Stated problem:
Extract each line from the entries below that has the string "Derbyshire" in it.

begin Records provided

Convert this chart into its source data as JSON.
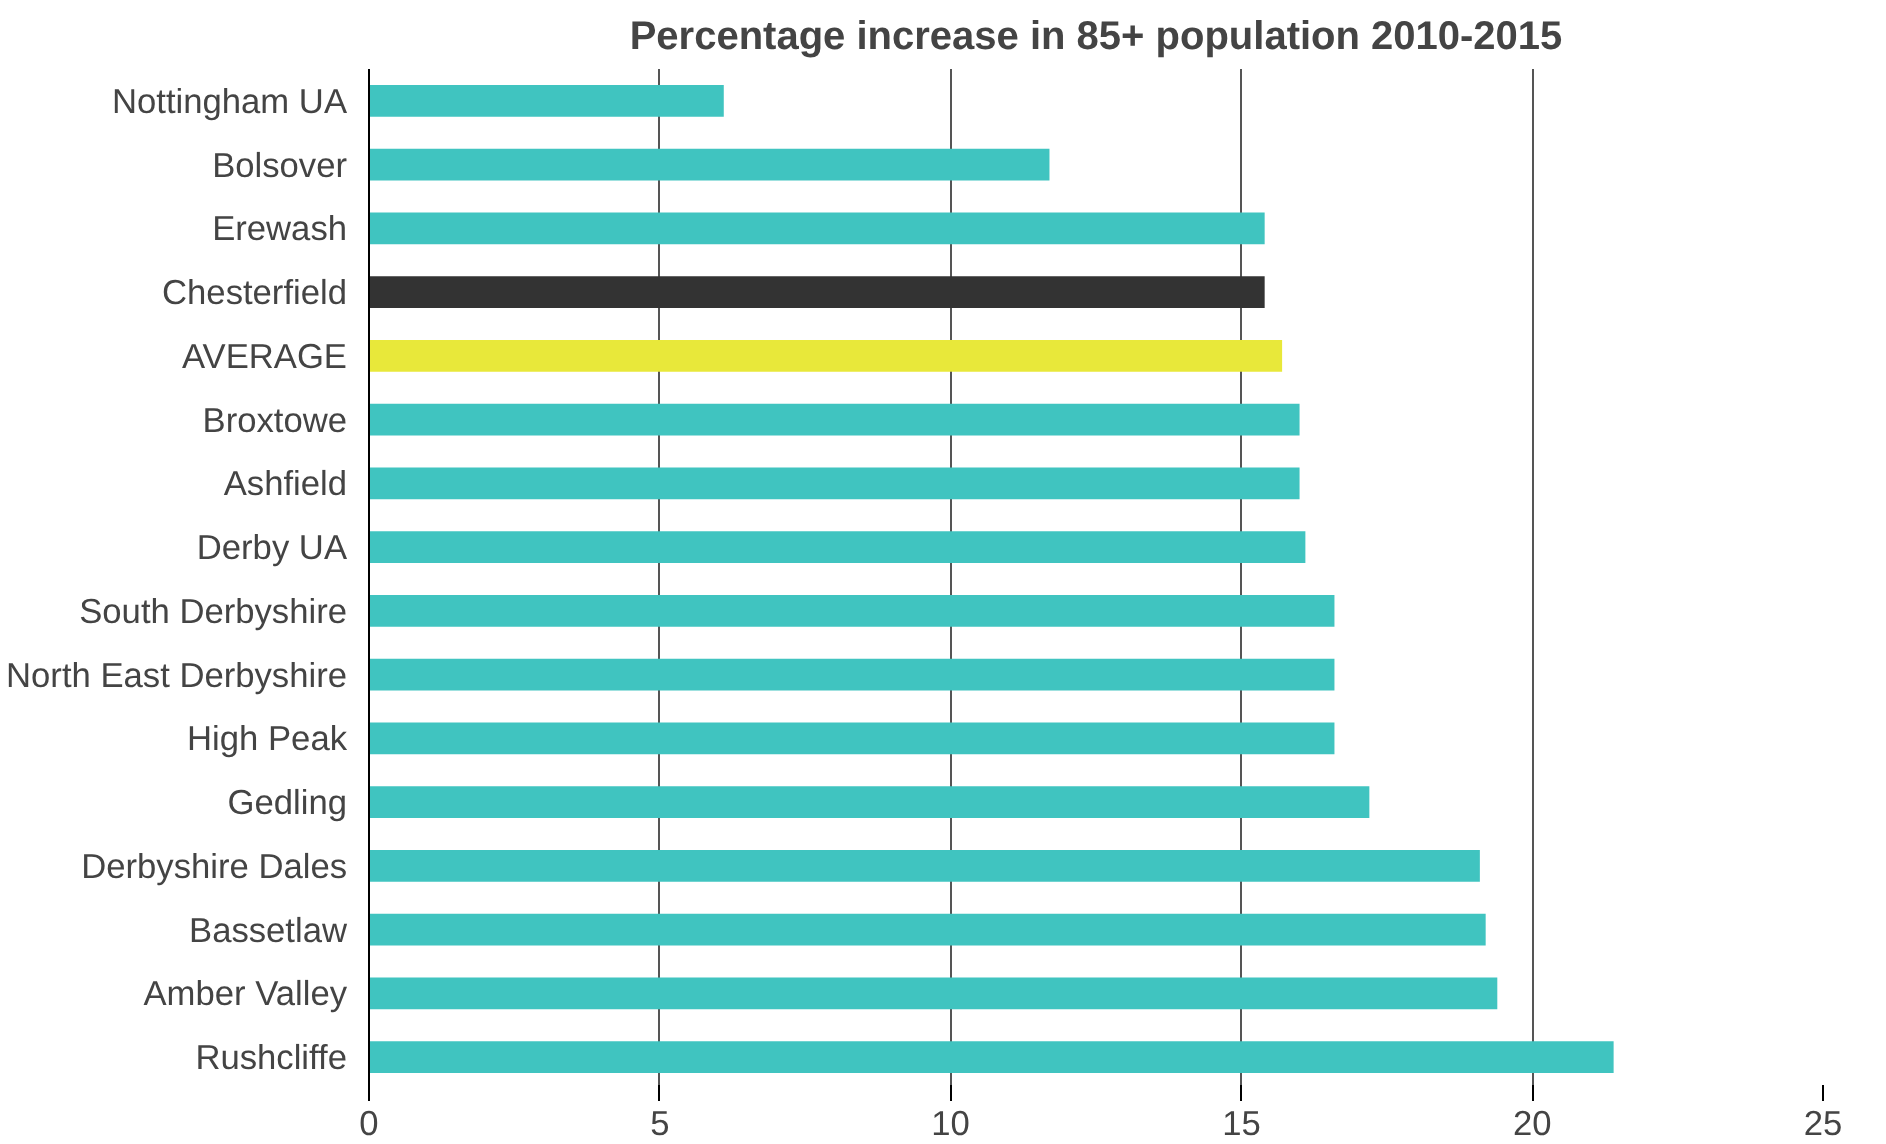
{
  "chart_data": {
    "type": "bar",
    "orientation": "horizontal",
    "title": "Percentage increase in 85+ population 2010-2015",
    "categories": [
      "Nottingham UA",
      "Bolsover",
      "Erewash",
      "Chesterfield",
      "AVERAGE",
      "Broxtowe",
      "Ashfield",
      "Derby UA",
      "South Derbyshire",
      "North East Derbyshire",
      "High Peak",
      "Gedling",
      "Derbyshire Dales",
      "Bassetlaw",
      "Amber Valley",
      "Rushcliffe"
    ],
    "values": [
      6.1,
      11.7,
      15.4,
      15.4,
      15.7,
      16.0,
      16.0,
      16.1,
      16.6,
      16.6,
      16.6,
      17.2,
      19.1,
      19.2,
      19.4,
      21.4
    ],
    "colors": [
      "#40c4c0",
      "#40c4c0",
      "#40c4c0",
      "#333333",
      "#e8e83a",
      "#40c4c0",
      "#40c4c0",
      "#40c4c0",
      "#40c4c0",
      "#40c4c0",
      "#40c4c0",
      "#40c4c0",
      "#40c4c0",
      "#40c4c0",
      "#40c4c0",
      "#40c4c0"
    ],
    "xlim": [
      0,
      25
    ],
    "xticks": [
      0,
      5,
      10,
      15,
      20,
      25
    ],
    "grid": "x"
  }
}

end Records provided

Solution to this task:
      "South Derbyshire",
      "North East Derbyshire",
      "Derbyshire Dales",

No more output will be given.